• **What is required**:
Print every one of the lines below verbatim, but leave out the picture.

◆ ◆ ◆

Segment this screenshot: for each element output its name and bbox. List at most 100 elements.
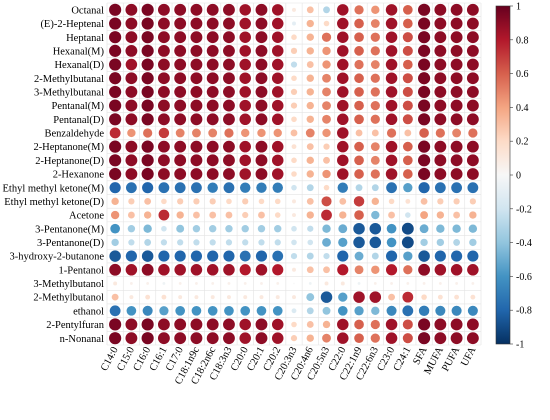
bubble-cell [258, 211, 265, 219]
bubble-cell [337, 99, 349, 112]
bubble-cell [125, 31, 138, 44]
bubble-cell [109, 167, 122, 181]
bubble-cell [225, 211, 233, 219]
bubble-cell [385, 264, 398, 276]
bubble-cell [452, 224, 461, 233]
bubble-cell [306, 101, 314, 110]
bubble-cell [418, 72, 431, 85]
bubble-cell [436, 224, 445, 233]
bubble-cell [177, 198, 184, 205]
bubble-cell [223, 182, 235, 194]
bubble-cell [385, 140, 398, 153]
bubble-cell [418, 332, 431, 345]
bubble-cell [402, 333, 413, 344]
row-label: 3-Pentanone(D) [37, 238, 105, 249]
row-label: Benzaldehyde [45, 129, 105, 140]
bubble-cell [306, 19, 314, 28]
bubble-cell [371, 129, 379, 137]
bubble-cell [241, 128, 250, 138]
bubble-cell [434, 31, 447, 44]
bubble-cell [211, 282, 215, 285]
bubble-cell [322, 87, 331, 97]
bubble-cell [224, 128, 234, 138]
bubble-cell [157, 3, 170, 16]
bubble-cell [402, 141, 413, 152]
row-labels: Octanal (E)-2-Heptenal Heptanal Hexanal(M) H… [3, 5, 105, 344]
bubble-cell [142, 305, 153, 316]
bubble-cell [174, 140, 187, 153]
bubble-cell [128, 198, 135, 205]
bubble-cell [206, 31, 219, 44]
bubble-cell [223, 17, 235, 30]
bubble-cell [109, 154, 122, 167]
bubble-cell [255, 154, 268, 167]
bubble-cell [354, 73, 364, 84]
bubble-cell [438, 282, 442, 285]
bubble-cell [174, 17, 187, 30]
bubble-cell [402, 45, 413, 56]
bubble-cell [109, 318, 122, 331]
bubble-cell [403, 251, 413, 261]
bubble-cell [324, 281, 329, 286]
bubble-cell [174, 318, 187, 331]
bubble-cell [306, 74, 314, 82]
bubble-cell [307, 225, 314, 232]
bubble-cell [275, 295, 280, 300]
bubble-cell [176, 224, 185, 233]
bubble-cell [466, 3, 479, 16]
row-label: Hexanal(M) [53, 46, 105, 57]
bubble-cell [125, 154, 138, 167]
bubble-cell [306, 61, 314, 68]
bubble-cell [450, 31, 463, 44]
bubble-cell [323, 252, 330, 260]
bubble-cell [402, 319, 413, 330]
bubble-cell [272, 264, 284, 276]
bubble-cell [337, 264, 349, 276]
bubble-cell [109, 263, 122, 276]
bubble-cell [176, 211, 184, 219]
bubble-cell [113, 281, 118, 286]
bubble-cell [337, 86, 349, 98]
row-label: 3-hydroxy-2-butanone [10, 252, 105, 263]
bubble-cell [239, 58, 251, 71]
bubble-cell [174, 58, 187, 71]
bubble-cell [157, 31, 170, 44]
bubble-cell [370, 155, 380, 165]
bubble-cell [418, 31, 431, 44]
bubble-cell [437, 294, 443, 300]
colorbar-tick-label: -1 [516, 340, 524, 351]
bubble-cell [206, 72, 219, 85]
bubble-cell [127, 211, 135, 219]
bubble-cell [190, 318, 203, 331]
bubble-cell [322, 114, 331, 124]
bubble-cell [434, 250, 446, 262]
bubble-cell [271, 86, 284, 98]
bubble-cell [337, 318, 349, 331]
bubble-cell [290, 88, 298, 96]
bubble-cell [271, 17, 284, 30]
bubble-cell [353, 236, 365, 249]
bubble-cell [434, 3, 447, 16]
bubble-cell [109, 3, 122, 16]
bubble-cell [338, 292, 348, 302]
bubble-cell [125, 17, 138, 30]
bubble-cell [385, 332, 398, 344]
bubble-cell [402, 73, 413, 84]
bubble-cell [239, 264, 251, 276]
bubble-cell [466, 99, 479, 112]
bubble-cell [125, 332, 138, 345]
bubble-cell [450, 168, 463, 180]
bubble-cell [401, 222, 414, 235]
bubble-cell [125, 250, 137, 262]
bubble-cell [453, 198, 460, 205]
bubble-cell [337, 58, 349, 71]
bubble-cell [143, 128, 153, 138]
bubble-cell [271, 31, 284, 43]
bubble-cell [306, 47, 314, 55]
bubble-cell [371, 210, 380, 220]
bubble-cell [291, 144, 297, 150]
bubble-cell [190, 44, 203, 57]
bubble-cell [160, 239, 168, 246]
bubble-cell [337, 332, 349, 344]
bubble-cell [271, 113, 284, 126]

◆ ◆ ◆

• **Result of the task**:
Segment this screenshot: for each element output its name and bbox. List at most 100 elements.
bubble-cell [258, 211, 265, 219]
bubble-cell [337, 99, 349, 112]
bubble-cell [125, 31, 138, 44]
bubble-cell [109, 167, 122, 181]
bubble-cell [225, 211, 233, 219]
bubble-cell [385, 264, 398, 276]
bubble-cell [452, 224, 461, 233]
bubble-cell [306, 101, 314, 110]
bubble-cell [418, 72, 431, 85]
bubble-cell [436, 224, 445, 233]
bubble-cell [177, 198, 184, 205]
bubble-cell [223, 182, 235, 194]
bubble-cell [385, 140, 398, 153]
bubble-cell [418, 332, 431, 345]
bubble-cell [402, 333, 413, 344]
row-label: 3-Pentanone(D) [37, 238, 105, 249]
row-label: Benzaldehyde [45, 129, 105, 140]
bubble-cell [306, 19, 314, 28]
bubble-cell [371, 129, 379, 137]
bubble-cell [241, 128, 250, 138]
bubble-cell [434, 31, 447, 44]
bubble-cell [211, 282, 215, 285]
bubble-cell [322, 87, 331, 97]
bubble-cell [224, 128, 234, 138]
bubble-cell [157, 3, 170, 16]
bubble-cell [402, 141, 413, 152]
row-labels: Octanal (E)-2-Heptenal Heptanal Hexanal(M) H… [3, 5, 105, 344]
bubble-cell [142, 305, 153, 316]
bubble-cell [174, 140, 187, 153]
bubble-cell [128, 198, 135, 205]
bubble-cell [206, 31, 219, 44]
bubble-cell [223, 17, 235, 30]
bubble-cell [109, 154, 122, 167]
bubble-cell [255, 154, 268, 167]
bubble-cell [354, 73, 364, 84]
bubble-cell [438, 282, 442, 285]
bubble-cell [174, 17, 187, 30]
bubble-cell [402, 45, 413, 56]
bubble-cell [109, 318, 122, 331]
bubble-cell [403, 251, 413, 261]
bubble-cell [324, 281, 329, 286]
bubble-cell [174, 318, 187, 331]
bubble-cell [306, 74, 314, 82]
bubble-cell [307, 225, 314, 232]
bubble-cell [275, 295, 280, 300]
bubble-cell [176, 224, 185, 233]
bubble-cell [466, 3, 479, 16]
row-label: Hexanal(M) [53, 46, 105, 57]
bubble-cell [125, 154, 138, 167]
bubble-cell [306, 61, 314, 68]
bubble-cell [450, 31, 463, 44]
bubble-cell [323, 252, 330, 260]
bubble-cell [402, 319, 413, 330]
bubble-cell [272, 264, 284, 276]
bubble-cell [337, 264, 349, 276]
bubble-cell [109, 263, 122, 276]
bubble-cell [176, 211, 184, 219]
bubble-cell [113, 281, 118, 286]
bubble-cell [337, 86, 349, 98]
row-label: 3-hydroxy-2-butanone [10, 252, 105, 263]
bubble-cell [239, 58, 251, 71]
bubble-cell [174, 58, 187, 71]
bubble-cell [157, 31, 170, 44]
bubble-cell [370, 155, 380, 165]
bubble-cell [418, 31, 431, 44]
bubble-cell [437, 294, 443, 300]
colorbar-tick-label: -1 [516, 340, 524, 351]
bubble-cell [206, 72, 219, 85]
bubble-cell [127, 211, 135, 219]
bubble-cell [190, 318, 203, 331]
bubble-cell [322, 114, 331, 124]
bubble-cell [434, 250, 446, 262]
bubble-cell [271, 86, 284, 98]
bubble-cell [337, 318, 349, 331]
bubble-cell [290, 88, 298, 96]
bubble-cell [271, 17, 284, 30]
bubble-cell [353, 236, 365, 249]
bubble-cell [434, 3, 447, 16]
bubble-cell [109, 3, 122, 16]
bubble-cell [338, 292, 348, 302]
bubble-cell [125, 17, 138, 30]
bubble-cell [385, 332, 398, 344]
bubble-cell [402, 73, 413, 84]
bubble-cell [239, 264, 251, 276]
bubble-cell [466, 99, 479, 112]
bubble-cell [125, 332, 138, 345]
bubble-cell [450, 168, 463, 180]
bubble-cell [401, 222, 414, 235]
bubble-cell [125, 250, 137, 262]
bubble-cell [453, 198, 460, 205]
bubble-cell [337, 58, 349, 71]
bubble-cell [143, 128, 153, 138]
bubble-cell [271, 31, 284, 43]
bubble-cell [306, 47, 314, 55]
bubble-cell [371, 210, 380, 220]
bubble-cell [291, 144, 297, 150]
bubble-cell [190, 44, 203, 57]
bubble-cell [160, 239, 168, 246]
bubble-cell [337, 332, 349, 344]
bubble-cell [271, 113, 284, 126]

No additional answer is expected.